### Your instructions
Write out each line exactly as given. Leave the pictures out of your copy.

— START Extracted records —

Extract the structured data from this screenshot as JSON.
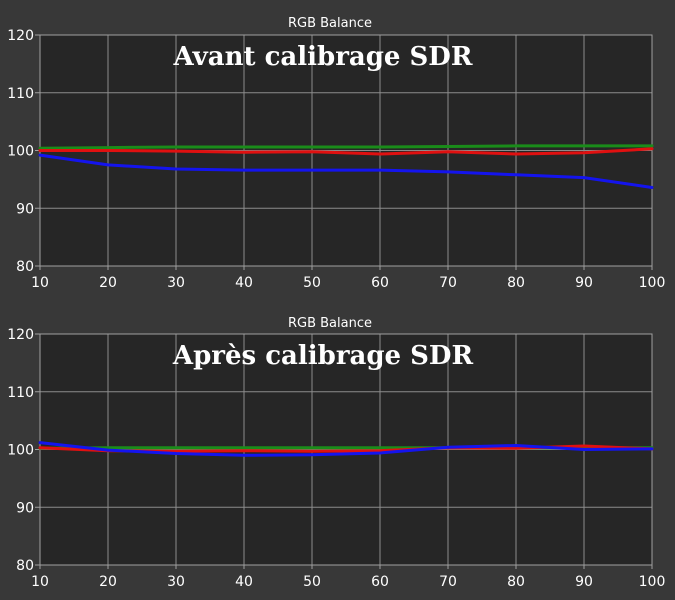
{
  "chart_data": [
    {
      "type": "line",
      "title": "RGB Balance",
      "annotation": "Avant calibrage SDR",
      "x": [
        10,
        20,
        30,
        40,
        50,
        60,
        70,
        80,
        90,
        100
      ],
      "xlim": [
        10,
        100
      ],
      "ylim": [
        80,
        120
      ],
      "xticks": [
        10,
        20,
        30,
        40,
        50,
        60,
        70,
        80,
        90,
        100
      ],
      "yticks": [
        80,
        90,
        100,
        110,
        120
      ],
      "grid": true,
      "series": [
        {
          "color": "#1a8c1a",
          "values": [
            100.4,
            100.5,
            100.6,
            100.6,
            100.6,
            100.6,
            100.7,
            100.8,
            100.8,
            100.8
          ]
        },
        {
          "color": "#e01010",
          "values": [
            100.0,
            100.0,
            99.9,
            99.7,
            99.8,
            99.4,
            99.8,
            99.4,
            99.6,
            100.3
          ]
        },
        {
          "color": "#1414ee",
          "values": [
            99.2,
            97.5,
            96.8,
            96.6,
            96.6,
            96.6,
            96.3,
            95.8,
            95.3,
            93.6
          ]
        }
      ]
    },
    {
      "type": "line",
      "title": "RGB Balance",
      "annotation": "Après calibrage SDR",
      "x": [
        10,
        20,
        30,
        40,
        50,
        60,
        70,
        80,
        90,
        100
      ],
      "xlim": [
        10,
        100
      ],
      "ylim": [
        80,
        120
      ],
      "xticks": [
        10,
        20,
        30,
        40,
        50,
        60,
        70,
        80,
        90,
        100
      ],
      "yticks": [
        80,
        90,
        100,
        110,
        120
      ],
      "grid": true,
      "series": [
        {
          "color": "#1a8c1a",
          "values": [
            100.2,
            100.3,
            100.3,
            100.3,
            100.3,
            100.3,
            100.3,
            100.3,
            100.3,
            100.3
          ]
        },
        {
          "color": "#e01010",
          "values": [
            100.3,
            99.8,
            99.7,
            99.8,
            99.7,
            99.8,
            100.3,
            100.2,
            100.6,
            100.1
          ]
        },
        {
          "color": "#1414ee",
          "values": [
            101.2,
            99.9,
            99.3,
            99.0,
            99.1,
            99.4,
            100.4,
            100.7,
            100.0,
            100.1
          ]
        }
      ]
    }
  ]
}
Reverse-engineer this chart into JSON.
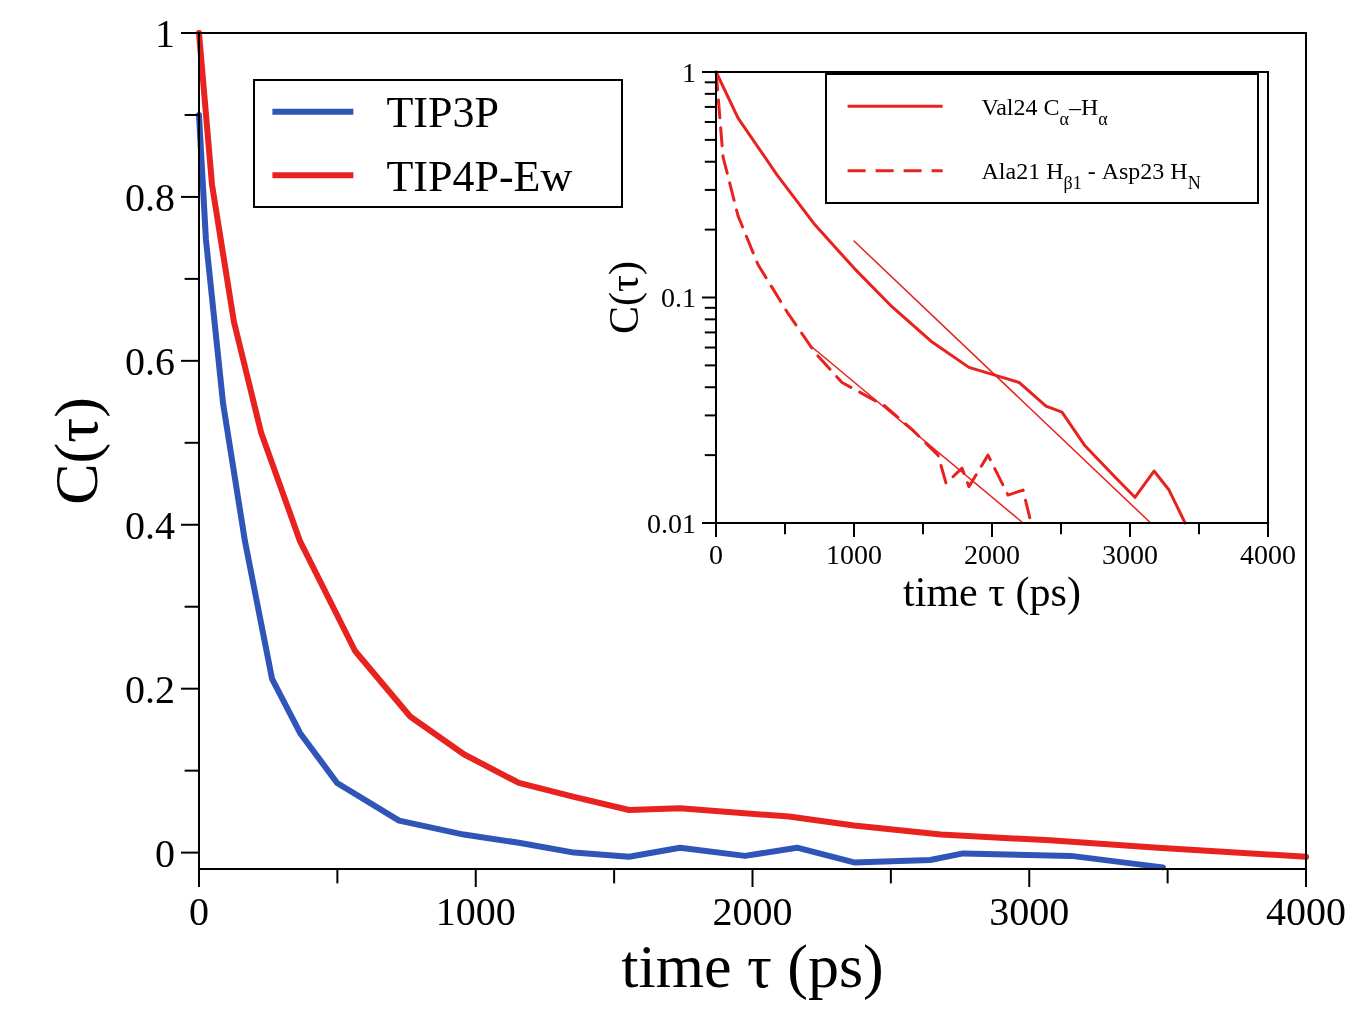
{
  "chart_data": [
    {
      "type": "line",
      "xlabel": "time τ (ps)",
      "ylabel": "C(τ)",
      "xlim": [
        0,
        4000
      ],
      "ylim": [
        -0.02,
        1
      ],
      "xticks": [
        0,
        {
          "value": 500,
          "label": null
        },
        1000,
        {
          "value": 1500,
          "label": null
        },
        2000,
        {
          "value": 2500,
          "label": null
        },
        3000,
        {
          "value": 3500,
          "label": null
        },
        4000
      ],
      "yticks": [
        0,
        {
          "value": 0.1,
          "label": null
        },
        0.2,
        {
          "value": 0.3,
          "label": null
        },
        0.4,
        {
          "value": 0.5,
          "label": null
        },
        0.6,
        {
          "value": 0.7,
          "label": null
        },
        0.8,
        {
          "value": 0.9,
          "label": null
        },
        1
      ],
      "legend": "top left",
      "grid": false,
      "marker": "none",
      "series": [
        {
          "name": "TIP3P",
          "color": "#2f55b8",
          "x": [
            0,
            25,
            87,
            166,
            264,
            365,
            499,
            723,
            957,
            1156,
            1355,
            1554,
            1738,
            1973,
            2161,
            2367,
            2642,
            2761,
            3151,
            3483
          ],
          "values": [
            0.9,
            0.748,
            0.548,
            0.38,
            0.212,
            0.146,
            0.085,
            0.039,
            0.022,
            0.012,
            0,
            -0.005,
            0.006,
            -0.004,
            0.006,
            -0.012,
            -0.009,
            -0.001,
            -0.004,
            -0.018
          ]
        },
        {
          "name": "TIP4P-Ew",
          "color": "#e8221f",
          "x": [
            0,
            47,
            126,
            224,
            365,
            564,
            763,
            957,
            1156,
            1355,
            1554,
            1738,
            2132,
            2367,
            2681,
            3075,
            3465,
            4000
          ],
          "values": [
            1,
            0.815,
            0.648,
            0.513,
            0.38,
            0.246,
            0.166,
            0.12,
            0.085,
            0.068,
            0.052,
            0.054,
            0.044,
            0.033,
            0.022,
            0.015,
            0.006,
            -0.005
          ]
        }
      ]
    },
    {
      "type": "line",
      "xlabel": "time τ (ps)",
      "ylabel": "C(τ)",
      "xlim": [
        0,
        4000
      ],
      "ylim": [
        0.01,
        1
      ],
      "log": "y",
      "xticks": [
        0,
        {
          "value": 500,
          "label": null
        },
        1000,
        {
          "value": 1500,
          "label": null
        },
        2000,
        {
          "value": 2500,
          "label": null
        },
        3000,
        {
          "value": 3500,
          "label": null
        },
        4000
      ],
      "yticks": [
        0.01,
        {
          "value": 0.02,
          "label": null
        },
        {
          "value": 0.03,
          "label": null
        },
        {
          "value": 0.04,
          "label": null
        },
        {
          "value": 0.05,
          "label": null
        },
        {
          "value": 0.06,
          "label": null
        },
        {
          "value": 0.07,
          "label": null
        },
        {
          "value": 0.08,
          "label": null
        },
        {
          "value": 0.09,
          "label": null
        },
        0.1,
        {
          "value": 0.2,
          "label": null
        },
        {
          "value": 0.3,
          "label": null
        },
        {
          "value": 0.4,
          "label": null
        },
        {
          "value": 0.5,
          "label": null
        },
        {
          "value": 0.6,
          "label": null
        },
        {
          "value": 0.7,
          "label": null
        },
        {
          "value": 0.8,
          "label": null
        },
        {
          "value": 0.9,
          "label": null
        },
        1
      ],
      "legend": "top right",
      "grid": false,
      "marker": "none",
      "series": [
        {
          "name": "Val24 C$_{α}$–H$_{α}$",
          "color": "#e8221f",
          "line_style": "solid",
          "x": [
            1,
            160,
            442,
            717,
            1000,
            1275,
            1558,
            1833,
            2087,
            2196,
            2391,
            2507,
            2674,
            2891,
            3036,
            3174,
            3283,
            3399
          ],
          "values": [
            1,
            0.625,
            0.35,
            0.21,
            0.135,
            0.091,
            0.064,
            0.049,
            0.044,
            0.042,
            0.033,
            0.031,
            0.022,
            0.016,
            0.013,
            0.017,
            0.014,
            0.01
          ]
        },
        {
          "name": "Ala21 H$_{β1}$ - Asp23 H$_{N}$",
          "color": "#e8221f",
          "line_style": "dashed",
          "x": [
            1,
            51,
            160,
            304,
            522,
            717,
            913,
            1225,
            1420,
            1609,
            1667,
            1783,
            1833,
            1971,
            2116,
            2225,
            2283
          ],
          "values": [
            1,
            0.42,
            0.23,
            0.14,
            0.085,
            0.057,
            0.042,
            0.033,
            0.026,
            0.02,
            0.015,
            0.0175,
            0.0145,
            0.02,
            0.0133,
            0.014,
            0.01
          ]
        },
        {
          "color": "#e8221f",
          "line_style": "solid",
          "x": [
            1000,
            3150
          ],
          "values": [
            0.178,
            0.01
          ]
        },
        {
          "color": "#e8221f",
          "line_style": "solid",
          "x": [
            700,
            2225
          ],
          "values": [
            0.06,
            0.01
          ]
        }
      ]
    }
  ]
}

— END Extracted records —

### Reply to the exercise
Extract the structured data from this screenshot as JSON.
{
  "chart_data": [
    {
      "type": "line",
      "title": "RGB Balance",
      "annotation": "Avant calibrage SDR",
      "x": [
        10,
        20,
        30,
        40,
        50,
        60,
        70,
        80,
        90,
        100
      ],
      "xlim": [
        10,
        100
      ],
      "ylim": [
        80,
        120
      ],
      "xticks": [
        10,
        20,
        30,
        40,
        50,
        60,
        70,
        80,
        90,
        100
      ],
      "yticks": [
        80,
        90,
        100,
        110,
        120
      ],
      "grid": true,
      "series": [
        {
          "color": "#1a8c1a",
          "values": [
            100.4,
            100.5,
            100.6,
            100.6,
            100.6,
            100.6,
            100.7,
            100.8,
            100.8,
            100.8
          ]
        },
        {
          "color": "#e01010",
          "values": [
            100.0,
            100.0,
            99.9,
            99.7,
            99.8,
            99.4,
            99.8,
            99.4,
            99.6,
            100.3
          ]
        },
        {
          "color": "#1414ee",
          "values": [
            99.2,
            97.5,
            96.8,
            96.6,
            96.6,
            96.6,
            96.3,
            95.8,
            95.3,
            93.6
          ]
        }
      ]
    },
    {
      "type": "line",
      "title": "RGB Balance",
      "annotation": "Après calibrage SDR",
      "x": [
        10,
        20,
        30,
        40,
        50,
        60,
        70,
        80,
        90,
        100
      ],
      "xlim": [
        10,
        100
      ],
      "ylim": [
        80,
        120
      ],
      "xticks": [
        10,
        20,
        30,
        40,
        50,
        60,
        70,
        80,
        90,
        100
      ],
      "yticks": [
        80,
        90,
        100,
        110,
        120
      ],
      "grid": true,
      "series": [
        {
          "color": "#1a8c1a",
          "values": [
            100.2,
            100.3,
            100.3,
            100.3,
            100.3,
            100.3,
            100.3,
            100.3,
            100.3,
            100.3
          ]
        },
        {
          "color": "#e01010",
          "values": [
            100.3,
            99.8,
            99.7,
            99.8,
            99.7,
            99.8,
            100.3,
            100.2,
            100.6,
            100.1
          ]
        },
        {
          "color": "#1414ee",
          "values": [
            101.2,
            99.9,
            99.3,
            99.0,
            99.1,
            99.4,
            100.4,
            100.7,
            100.0,
            100.1
          ]
        }
      ]
    }
  ]
}
Reverse-engineer this chart into JSON.
{
  "chart_data": [
    {
      "type": "line",
      "xlabel": "time τ (ps)",
      "ylabel": "C(τ)",
      "xlim": [
        0,
        4000
      ],
      "ylim": [
        -0.02,
        1
      ],
      "xticks": [
        0,
        {
          "value": 500,
          "label": null
        },
        1000,
        {
          "value": 1500,
          "label": null
        },
        2000,
        {
          "value": 2500,
          "label": null
        },
        3000,
        {
          "value": 3500,
          "label": null
        },
        4000
      ],
      "yticks": [
        0,
        {
          "value": 0.1,
          "label": null
        },
        0.2,
        {
          "value": 0.3,
          "label": null
        },
        0.4,
        {
          "value": 0.5,
          "label": null
        },
        0.6,
        {
          "value": 0.7,
          "label": null
        },
        0.8,
        {
          "value": 0.9,
          "label": null
        },
        1
      ],
      "legend": "top left",
      "grid": false,
      "marker": "none",
      "series": [
        {
          "name": "TIP3P",
          "color": "#2f55b8",
          "x": [
            0,
            25,
            87,
            166,
            264,
            365,
            499,
            723,
            957,
            1156,
            1355,
            1554,
            1738,
            1973,
            2161,
            2367,
            2642,
            2761,
            3151,
            3483
          ],
          "values": [
            0.9,
            0.748,
            0.548,
            0.38,
            0.212,
            0.146,
            0.085,
            0.039,
            0.022,
            0.012,
            0,
            -0.005,
            0.006,
            -0.004,
            0.006,
            -0.012,
            -0.009,
            -0.001,
            -0.004,
            -0.018
          ]
        },
        {
          "name": "TIP4P-Ew",
          "color": "#e8221f",
          "x": [
            0,
            47,
            126,
            224,
            365,
            564,
            763,
            957,
            1156,
            1355,
            1554,
            1738,
            2132,
            2367,
            2681,
            3075,
            3465,
            4000
          ],
          "values": [
            1,
            0.815,
            0.648,
            0.513,
            0.38,
            0.246,
            0.166,
            0.12,
            0.085,
            0.068,
            0.052,
            0.054,
            0.044,
            0.033,
            0.022,
            0.015,
            0.006,
            -0.005
          ]
        }
      ]
    },
    {
      "type": "line",
      "xlabel": "time τ (ps)",
      "ylabel": "C(τ)",
      "xlim": [
        0,
        4000
      ],
      "ylim": [
        0.01,
        1
      ],
      "log": "y",
      "xticks": [
        0,
        {
          "value": 500,
          "label": null
        },
        1000,
        {
          "value": 1500,
          "label": null
        },
        2000,
        {
          "value": 2500,
          "label": null
        },
        3000,
        {
          "value": 3500,
          "label": null
        },
        4000
      ],
      "yticks": [
        0.01,
        {
          "value": 0.02,
          "label": null
        },
        {
          "value": 0.03,
          "label": null
        },
        {
          "value": 0.04,
          "label": null
        },
        {
          "value": 0.05,
          "label": null
        },
        {
          "value": 0.06,
          "label": null
        },
        {
          "value": 0.07,
          "label": null
        },
        {
          "value": 0.08,
          "label": null
        },
        {
          "value": 0.09,
          "label": null
        },
        0.1,
        {
          "value": 0.2,
          "label": null
        },
        {
          "value": 0.3,
          "label": null
        },
        {
          "value": 0.4,
          "label": null
        },
        {
          "value": 0.5,
          "label": null
        },
        {
          "value": 0.6,
          "label": null
        },
        {
          "value": 0.7,
          "label": null
        },
        {
          "value": 0.8,
          "label": null
        },
        {
          "value": 0.9,
          "label": null
        },
        1
      ],
      "legend": "top right",
      "grid": false,
      "marker": "none",
      "series": [
        {
          "name": "Val24 C$_{α}$–H$_{α}$",
          "color": "#e8221f",
          "line_style": "solid",
          "x": [
            1,
            160,
            442,
            717,
            1000,
            1275,
            1558,
            1833,
            2087,
            2196,
            2391,
            2507,
            2674,
            2891,
            3036,
            3174,
            3283,
            3399
          ],
          "values": [
            1,
            0.625,
            0.35,
            0.21,
            0.135,
            0.091,
            0.064,
            0.049,
            0.044,
            0.042,
            0.033,
            0.031,
            0.022,
            0.016,
            0.013,
            0.017,
            0.014,
            0.01
          ]
        },
        {
          "name": "Ala21 H$_{β1}$ - Asp23 H$_{N}$",
          "color": "#e8221f",
          "line_style": "dashed",
          "x": [
            1,
            51,
            160,
            304,
            522,
            717,
            913,
            1225,
            1420,
            1609,
            1667,
            1783,
            1833,
            1971,
            2116,
            2225,
            2283
          ],
          "values": [
            1,
            0.42,
            0.23,
            0.14,
            0.085,
            0.057,
            0.042,
            0.033,
            0.026,
            0.02,
            0.015,
            0.0175,
            0.0145,
            0.02,
            0.0133,
            0.014,
            0.01
          ]
        },
        {
          "color": "#e8221f",
          "line_style": "solid",
          "x": [
            1000,
            3150
          ],
          "values": [
            0.178,
            0.01
          ]
        },
        {
          "color": "#e8221f",
          "line_style": "solid",
          "x": [
            700,
            2225
          ],
          "values": [
            0.06,
            0.01
          ]
        }
      ]
    }
  ]
}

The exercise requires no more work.